**Exercise goal**
Find and copy each line of the records where the string "dimensión" shows up.

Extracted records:
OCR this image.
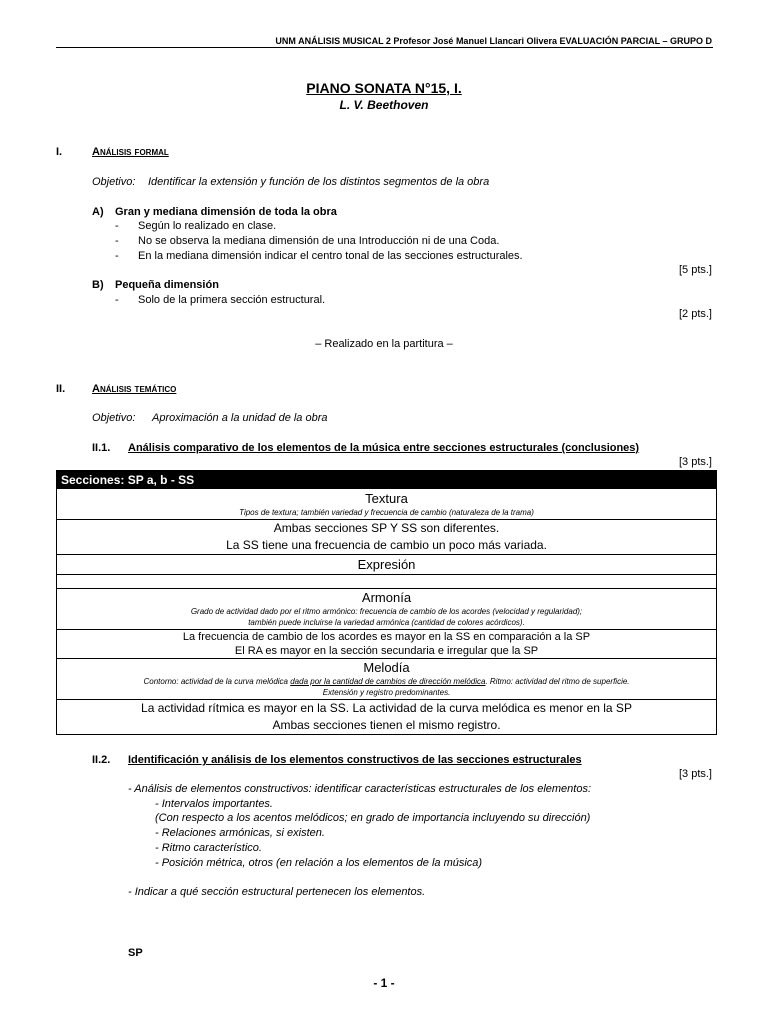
UNM ANÁLISIS MUSICAL 2 Profesor José Manuel Llancari Olivera EVALUACIÓN PARCIAL – GRUPO D
PIANO SONATA N°15, I.
L. V. Beethoven
I.	Análisis formal
Objetivo: Identificar la extensión y función de los distintos segmentos de la obra
A) Gran y mediana dimensión de toda la obra
- Según lo realizado en clase.
- No se observa la mediana dimensión de una Introducción ni de una Coda.
- En la mediana dimensión indicar el centro tonal de las secciones estructurales.
[5 pts.]
B) Pequeña dimensión
- Solo de la primera sección estructural.
[2 pts.]
– Realizado en la partitura –
II. Análisis temático
Objetivo: Aproximación a la unidad de la obra
II.1. Análisis comparativo de los elementos de la música entre secciones estructurales (conclusiones)
[3 pts.]
Secciones: SP a, b - SS

Textura
Tipos de textura; también variedad y frecuencia de cambio (naturaleza de la trama)

Ambas secciones SP Y SS son diferentes.
La SS tiene una frecuencia de cambio un poco más variada.

Expresión

Armonía
Grado de actividad dado por el ritmo armónico: frecuencia de cambio de los acordes (velocidad y regularidad);
también puede incluirse la variedad armónica (cantidad de colores acórdicos).

La frecuencia de cambio de los acordes es mayor en la SS en comparación a la SP
El RA es mayor en la sección secundaria e irregular que la SP

Melodía
Contorno: actividad de la curva melódica dada por la cantidad de cambios de dirección melódica. Ritmo: actividad del ritmo de superficie.
Extensión y registro predominantes.

La actividad rítmica es mayor en la SS. La actividad de la curva melódica es menor en la SP
Ambas secciones tienen el mismo registro.
II.2. Identificación y análisis de los elementos constructivos de las secciones estructurales
[3 pts.]
- Análisis de elementos constructivos: identificar características estructurales de los elementos:
- Intervalos importantes.
(Con respecto a los acentos melódicos; en grado de importancia incluyendo su dirección)
- Relaciones armónicas, si existen.
- Ritmo característico.
- Posición métrica, otros (en relación a los elementos de la música)
- Indicar a qué sección estructural pertenecen los elementos.
SP
- 1 -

**Finished exercise**
A) Gran y mediana dimensión de toda la obra
- No se observa la mediana dimensión de una Introducción ni de una Coda.
- En la mediana dimensión indicar el centro tonal de las secciones estructurales.
B) Pequeña dimensión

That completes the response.